• Spatial annotation entries:
%%

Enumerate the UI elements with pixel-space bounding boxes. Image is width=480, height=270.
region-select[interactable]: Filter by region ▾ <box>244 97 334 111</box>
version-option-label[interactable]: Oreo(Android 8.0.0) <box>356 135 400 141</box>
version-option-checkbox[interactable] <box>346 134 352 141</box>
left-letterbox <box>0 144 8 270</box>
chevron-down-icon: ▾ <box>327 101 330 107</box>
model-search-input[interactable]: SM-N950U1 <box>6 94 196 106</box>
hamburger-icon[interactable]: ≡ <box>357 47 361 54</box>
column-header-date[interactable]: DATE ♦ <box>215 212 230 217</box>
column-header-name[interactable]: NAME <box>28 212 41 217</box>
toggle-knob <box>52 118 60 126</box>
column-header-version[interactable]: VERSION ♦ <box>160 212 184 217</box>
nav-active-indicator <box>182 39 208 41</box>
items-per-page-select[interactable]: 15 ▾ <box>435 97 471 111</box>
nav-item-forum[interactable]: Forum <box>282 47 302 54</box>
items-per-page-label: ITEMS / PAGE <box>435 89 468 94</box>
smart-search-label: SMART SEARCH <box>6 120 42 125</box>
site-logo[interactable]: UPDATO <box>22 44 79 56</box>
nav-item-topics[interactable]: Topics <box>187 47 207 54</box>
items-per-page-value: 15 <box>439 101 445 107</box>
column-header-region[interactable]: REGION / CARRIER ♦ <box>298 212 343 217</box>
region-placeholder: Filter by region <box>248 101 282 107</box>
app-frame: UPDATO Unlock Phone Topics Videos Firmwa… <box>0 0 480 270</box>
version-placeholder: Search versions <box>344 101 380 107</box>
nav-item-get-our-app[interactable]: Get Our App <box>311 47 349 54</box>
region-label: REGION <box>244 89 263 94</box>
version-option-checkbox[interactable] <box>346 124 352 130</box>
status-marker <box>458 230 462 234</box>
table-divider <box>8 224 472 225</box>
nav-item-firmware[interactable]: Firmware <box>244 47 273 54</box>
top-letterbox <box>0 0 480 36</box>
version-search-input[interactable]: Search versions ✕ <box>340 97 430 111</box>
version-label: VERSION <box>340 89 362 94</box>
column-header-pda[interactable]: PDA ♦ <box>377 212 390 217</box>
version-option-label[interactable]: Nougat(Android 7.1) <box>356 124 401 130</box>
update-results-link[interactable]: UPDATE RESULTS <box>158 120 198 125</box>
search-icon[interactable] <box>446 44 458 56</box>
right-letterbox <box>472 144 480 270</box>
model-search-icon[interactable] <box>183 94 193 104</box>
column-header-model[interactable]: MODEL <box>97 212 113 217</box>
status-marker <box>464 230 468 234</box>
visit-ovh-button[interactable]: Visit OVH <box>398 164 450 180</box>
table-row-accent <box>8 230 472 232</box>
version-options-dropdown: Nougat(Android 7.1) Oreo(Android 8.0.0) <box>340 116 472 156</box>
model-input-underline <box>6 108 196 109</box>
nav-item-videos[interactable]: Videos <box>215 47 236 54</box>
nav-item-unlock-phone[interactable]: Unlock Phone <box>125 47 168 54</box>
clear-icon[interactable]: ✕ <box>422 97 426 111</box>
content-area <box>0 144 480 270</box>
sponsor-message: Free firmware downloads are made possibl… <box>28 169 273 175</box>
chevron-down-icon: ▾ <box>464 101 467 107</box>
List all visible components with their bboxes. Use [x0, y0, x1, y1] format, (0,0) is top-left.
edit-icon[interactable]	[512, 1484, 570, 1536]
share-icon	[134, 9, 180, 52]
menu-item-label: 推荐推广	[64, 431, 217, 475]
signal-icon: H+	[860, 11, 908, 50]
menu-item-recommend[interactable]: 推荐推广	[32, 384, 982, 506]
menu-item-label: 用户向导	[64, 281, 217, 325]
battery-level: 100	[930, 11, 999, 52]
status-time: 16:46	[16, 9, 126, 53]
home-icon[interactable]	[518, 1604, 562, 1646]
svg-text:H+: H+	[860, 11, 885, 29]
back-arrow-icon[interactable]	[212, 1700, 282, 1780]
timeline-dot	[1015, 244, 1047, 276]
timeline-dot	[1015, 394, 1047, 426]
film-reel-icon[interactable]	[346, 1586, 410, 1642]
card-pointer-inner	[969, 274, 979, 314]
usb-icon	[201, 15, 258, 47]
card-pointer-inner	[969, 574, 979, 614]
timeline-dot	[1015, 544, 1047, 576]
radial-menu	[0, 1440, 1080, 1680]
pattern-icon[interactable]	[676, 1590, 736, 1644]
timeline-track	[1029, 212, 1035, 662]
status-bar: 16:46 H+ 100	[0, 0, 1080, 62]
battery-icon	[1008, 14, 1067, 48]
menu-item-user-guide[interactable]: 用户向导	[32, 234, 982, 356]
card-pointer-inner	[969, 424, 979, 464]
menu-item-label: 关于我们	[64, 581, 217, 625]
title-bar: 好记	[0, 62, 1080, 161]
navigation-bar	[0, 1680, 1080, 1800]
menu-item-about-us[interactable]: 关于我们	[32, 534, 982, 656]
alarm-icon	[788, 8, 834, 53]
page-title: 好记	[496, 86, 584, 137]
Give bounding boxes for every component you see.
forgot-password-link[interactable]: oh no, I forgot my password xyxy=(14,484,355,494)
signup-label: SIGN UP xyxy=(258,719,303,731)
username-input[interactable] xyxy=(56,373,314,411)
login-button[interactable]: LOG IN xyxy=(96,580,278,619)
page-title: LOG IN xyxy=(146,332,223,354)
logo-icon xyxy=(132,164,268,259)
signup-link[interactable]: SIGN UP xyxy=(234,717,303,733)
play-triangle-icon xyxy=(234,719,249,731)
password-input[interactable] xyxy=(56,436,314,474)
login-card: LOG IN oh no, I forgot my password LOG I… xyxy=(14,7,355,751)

%%

• WHAT TO PRODUCE: Please render the lines above as a numbered list, dropping any blank ones.

• TASK SOLUTION:
1. Enumerate the UI elements with pixel-space bounding boxes. Image is width=480, height=270.
2. region-select[interactable]: Filter by region ▾ <box>244 97 334 111</box>
3. version-option-label[interactable]: Oreo(Android 8.0.0) <box>356 135 400 141</box>
4. version-option-checkbox[interactable] <box>346 134 352 141</box>
5. left-letterbox <box>0 144 8 270</box>
6. chevron-down-icon: ▾ <box>327 101 330 107</box>
7. model-search-input[interactable]: SM-N950U1 <box>6 94 196 106</box>
8. hamburger-icon[interactable]: ≡ <box>357 47 361 54</box>
9. column-header-date[interactable]: DATE ♦ <box>215 212 230 217</box>
10. column-header-name[interactable]: NAME <box>28 212 41 217</box>
11. toggle-knob <box>52 118 60 126</box>
12. column-header-version[interactable]: VERSION ♦ <box>160 212 184 217</box>
13. nav-active-indicator <box>182 39 208 41</box>
14. items-per-page-select[interactable]: 15 ▾ <box>435 97 471 111</box>
15. nav-item-forum[interactable]: Forum <box>282 47 302 54</box>
16. items-per-page-label: ITEMS / PAGE <box>435 89 468 94</box>
17. smart-search-label: SMART SEARCH <box>6 120 42 125</box>
18. site-logo[interactable]: UPDATO <box>22 44 79 56</box>
19. nav-item-topics[interactable]: Topics <box>187 47 207 54</box>
20. items-per-page-value: 15 <box>439 101 445 107</box>
21. column-header-region[interactable]: REGION / CARRIER ♦ <box>298 212 343 217</box>
22. region-placeholder: Filter by region <box>248 101 282 107</box>
23. app-frame: UPDATO Unlock Phone Topics Videos Firmwa… <box>0 0 480 270</box>
24. version-placeholder: Search versions <box>344 101 380 107</box>
25. nav-item-get-our-app[interactable]: Get Our App <box>311 47 349 54</box>
26. region-label: REGION <box>244 89 263 94</box>
27. version-option-checkbox[interactable] <box>346 124 352 130</box>
28. status-marker <box>458 230 462 234</box>
29. table-divider <box>8 224 472 225</box>
30. nav-item-firmware[interactable]: Firmware <box>244 47 273 54</box>
31. top-letterbox <box>0 0 480 36</box>
32. version-search-input[interactable]: Search versions ✕ <box>340 97 430 111</box>
33. version-label: VERSION <box>340 89 362 94</box>
34. column-header-pda[interactable]: PDA ♦ <box>377 212 390 217</box>
35. version-option-label[interactable]: Nougat(Android 7.1) <box>356 124 401 130</box>
36. update-results-link[interactable]: UPDATE RESULTS <box>158 120 198 125</box>
37. search-icon[interactable] <box>446 44 458 56</box>
38. right-letterbox <box>472 144 480 270</box>
39. model-search-icon[interactable] <box>183 94 193 104</box>
40. column-header-model[interactable]: MODEL <box>97 212 113 217</box>
41. status-marker <box>464 230 468 234</box>
42. visit-ovh-button[interactable]: Visit OVH <box>398 164 450 180</box>
43. table-row-accent <box>8 230 472 232</box>
44. version-options-dropdown: Nougat(Android 7.1) Oreo(Android 8.0.0) <box>340 116 472 156</box>
45. model-input-underline <box>6 108 196 109</box>
46. nav-item-videos[interactable]: Videos <box>215 47 236 54</box>
47. nav-item-unlock-phone[interactable]: Unlock Phone <box>125 47 168 54</box>
48. clear-icon[interactable]: ✕ <box>422 97 426 111</box>
49. content-area <box>0 144 480 270</box>
50. sponsor-message: Free firmware downloads are made possibl… <box>28 169 273 175</box>
51. chevron-down-icon: ▾ <box>464 101 467 107</box>
52. List all visible components with their bboxes. Use [x0, y0, x1, y1] format, (0,0) is top-left.
53. edit-icon[interactable]	[512, 1484, 570, 1536]
54. share-icon	[134, 9, 180, 52]
55. menu-item-label: 推荐推广	[64, 431, 217, 475]
56. signal-icon: H+	[860, 11, 908, 50]
57. menu-item-recommend[interactable]: 推荐推广	[32, 384, 982, 506]
58. menu-item-label: 用户向导	[64, 281, 217, 325]
59. battery-level: 100	[930, 11, 999, 52]
60. status-time: 16:46	[16, 9, 126, 53]
61. home-icon[interactable]	[518, 1604, 562, 1646]
62. svg-text:H+: H+	[860, 11, 885, 29]
63. back-arrow-icon[interactable]	[212, 1700, 282, 1780]
64. timeline-dot	[1015, 244, 1047, 276]
65. timeline-dot	[1015, 394, 1047, 426]
66. film-reel-icon[interactable]	[346, 1586, 410, 1642]
67. card-pointer-inner	[969, 274, 979, 314]
68. usb-icon	[201, 15, 258, 47]
69. card-pointer-inner	[969, 574, 979, 614]
70. timeline-dot	[1015, 544, 1047, 576]
71. radial-menu	[0, 1440, 1080, 1680]
72. pattern-icon[interactable]	[676, 1590, 736, 1644]
73. timeline-track	[1029, 212, 1035, 662]
74. status-bar: 16:46 H+ 100	[0, 0, 1080, 62]
75. battery-icon	[1008, 14, 1067, 48]
76. menu-item-user-guide[interactable]: 用户向导	[32, 234, 982, 356]
77. card-pointer-inner	[969, 424, 979, 464]
78. menu-item-label: 关于我们	[64, 581, 217, 625]
79. title-bar: 好记	[0, 62, 1080, 161]
80. navigation-bar	[0, 1680, 1080, 1800]
81. menu-item-about-us[interactable]: 关于我们	[32, 534, 982, 656]
82. alarm-icon	[788, 8, 834, 53]
83. page-title: 好记	[496, 86, 584, 137]
84. Give bounding boxes for every component you see.
85. forgot-password-link[interactable]: oh no, I forgot my password xyxy=(14,484,355,494)
86. signup-label: SIGN UP xyxy=(258,719,303,731)
87. username-input[interactable] xyxy=(56,373,314,411)
88. login-button[interactable]: LOG IN xyxy=(96,580,278,619)
89. page-title: LOG IN xyxy=(146,332,223,354)
90. logo-icon xyxy=(132,164,268,259)
91. signup-link[interactable]: SIGN UP xyxy=(234,717,303,733)
92. play-triangle-icon xyxy=(234,719,249,731)
93. password-input[interactable] xyxy=(56,436,314,474)
94. login-card: LOG IN oh no, I forgot my password LOG I… xyxy=(14,7,355,751)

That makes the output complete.